The dreaded curse of the film festival is when two films are shown at the same time. Two duelling voices fought within my mind. Do I watch Timothy Bottoms’ directorial debut, Welcome to the Men’s Group (2016), about how fragile masculinity is? Or do I watch a film with young female protagonists living on a council estate?

So anyway. I made my decision. I was the only person who made that decision, left to a projector scene in a church hall amongst a couple of event volunteers.

This film feels like the fever dream of a 15 year old just getting into radical politics, coming up with ridiculous, idealistic yet deeply flawed politics and just going with it because YOLO. Our protagonists follow in the footsteps of Che Guevara (although they resist wearing his face on a t-shirt), and apparently solve the housing crisis in the process. Where politicians and urban planners and austerity is unable to tread, two teenage girls solve the crisis in one housing estate that represents a wider issue.

It’s a lesbian love story, where their entire revolution could have been avoided had they not been too shy to express their feelings. So let’s explore how difficult it is to give a queer romance a voice amongst the pressures of heteronormativity through some throwaway scenes and making out, without making it the focus, yet simultaneously integral to the story.

Our protagonists are self-centred dicks, only caring about themselves and only ever thinking in the short term. So like most 16 year olds. Except here, being a self-centred dick includes tearing the elderly apart from their families, suffocating them to death, inducing grief, as if they’re not actual people.

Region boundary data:
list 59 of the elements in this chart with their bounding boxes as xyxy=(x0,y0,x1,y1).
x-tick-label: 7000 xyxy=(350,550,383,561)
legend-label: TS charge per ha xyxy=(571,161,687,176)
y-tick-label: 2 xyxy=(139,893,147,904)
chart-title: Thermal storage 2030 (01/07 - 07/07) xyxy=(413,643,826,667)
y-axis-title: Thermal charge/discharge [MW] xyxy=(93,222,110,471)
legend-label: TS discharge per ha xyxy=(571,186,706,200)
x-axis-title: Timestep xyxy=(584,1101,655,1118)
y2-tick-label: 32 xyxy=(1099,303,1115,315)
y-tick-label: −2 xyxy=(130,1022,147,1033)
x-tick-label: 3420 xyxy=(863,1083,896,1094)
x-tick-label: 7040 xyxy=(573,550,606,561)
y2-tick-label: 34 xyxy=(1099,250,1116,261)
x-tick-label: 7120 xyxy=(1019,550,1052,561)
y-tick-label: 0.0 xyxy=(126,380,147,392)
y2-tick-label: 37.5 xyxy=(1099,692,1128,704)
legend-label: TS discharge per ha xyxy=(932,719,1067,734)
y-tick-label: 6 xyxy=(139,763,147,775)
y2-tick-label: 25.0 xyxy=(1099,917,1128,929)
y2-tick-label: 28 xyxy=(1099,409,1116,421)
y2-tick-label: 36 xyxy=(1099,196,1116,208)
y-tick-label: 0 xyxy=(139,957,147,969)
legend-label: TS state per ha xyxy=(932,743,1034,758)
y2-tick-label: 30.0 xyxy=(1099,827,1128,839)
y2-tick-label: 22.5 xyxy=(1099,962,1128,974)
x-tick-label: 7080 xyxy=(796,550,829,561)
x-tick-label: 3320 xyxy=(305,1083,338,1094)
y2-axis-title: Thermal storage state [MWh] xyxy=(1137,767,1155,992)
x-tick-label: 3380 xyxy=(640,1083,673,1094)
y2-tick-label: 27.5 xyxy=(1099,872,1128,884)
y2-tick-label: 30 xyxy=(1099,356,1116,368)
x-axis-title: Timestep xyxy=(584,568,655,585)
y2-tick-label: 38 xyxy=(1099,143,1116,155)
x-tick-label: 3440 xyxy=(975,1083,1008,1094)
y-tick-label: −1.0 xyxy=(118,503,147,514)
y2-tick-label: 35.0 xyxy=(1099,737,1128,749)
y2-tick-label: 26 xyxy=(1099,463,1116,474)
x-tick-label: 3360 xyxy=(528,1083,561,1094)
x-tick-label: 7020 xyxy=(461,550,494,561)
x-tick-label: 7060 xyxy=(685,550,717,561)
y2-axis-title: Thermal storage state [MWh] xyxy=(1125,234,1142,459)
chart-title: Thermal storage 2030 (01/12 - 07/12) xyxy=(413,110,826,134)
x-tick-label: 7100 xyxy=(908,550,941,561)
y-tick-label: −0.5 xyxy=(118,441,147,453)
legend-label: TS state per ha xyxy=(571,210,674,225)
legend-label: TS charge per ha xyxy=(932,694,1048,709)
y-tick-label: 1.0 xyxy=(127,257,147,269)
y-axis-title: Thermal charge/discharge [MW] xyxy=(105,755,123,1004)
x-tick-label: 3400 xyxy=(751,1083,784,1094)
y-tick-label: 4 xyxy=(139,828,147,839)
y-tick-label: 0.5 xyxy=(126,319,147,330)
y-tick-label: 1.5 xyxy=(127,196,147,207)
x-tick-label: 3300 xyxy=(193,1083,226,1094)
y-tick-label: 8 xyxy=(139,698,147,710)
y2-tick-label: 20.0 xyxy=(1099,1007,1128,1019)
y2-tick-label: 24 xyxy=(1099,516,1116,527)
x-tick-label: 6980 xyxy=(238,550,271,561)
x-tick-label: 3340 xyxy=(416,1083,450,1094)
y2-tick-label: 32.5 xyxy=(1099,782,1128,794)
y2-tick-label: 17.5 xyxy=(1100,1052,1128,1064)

WRITTEN REQUEST:
Please reproduce the film review above from "So anyway. I" to "represents a wider issue.", changing every "decision" to "choice".

TASK ANSWER:
So anyway. I made my choice. I was the only person who made that choice, left to a projector scene in a church hall amongst a couple of event volunteers.

This film feels like the fever dream of a 15 year old just getting into radical politics, coming up with ridiculous, idealistic yet deeply flawed politics and just going with it because YOLO. Our protagonists follow in the footsteps of Che Guevara (although they resist wearing his face on a t-shirt), and apparently solve the housing crisis in the process. Where politicians and urban planners and austerity is unable to tread, two teenage girls solve the crisis in one housing estate that represents a wider issue.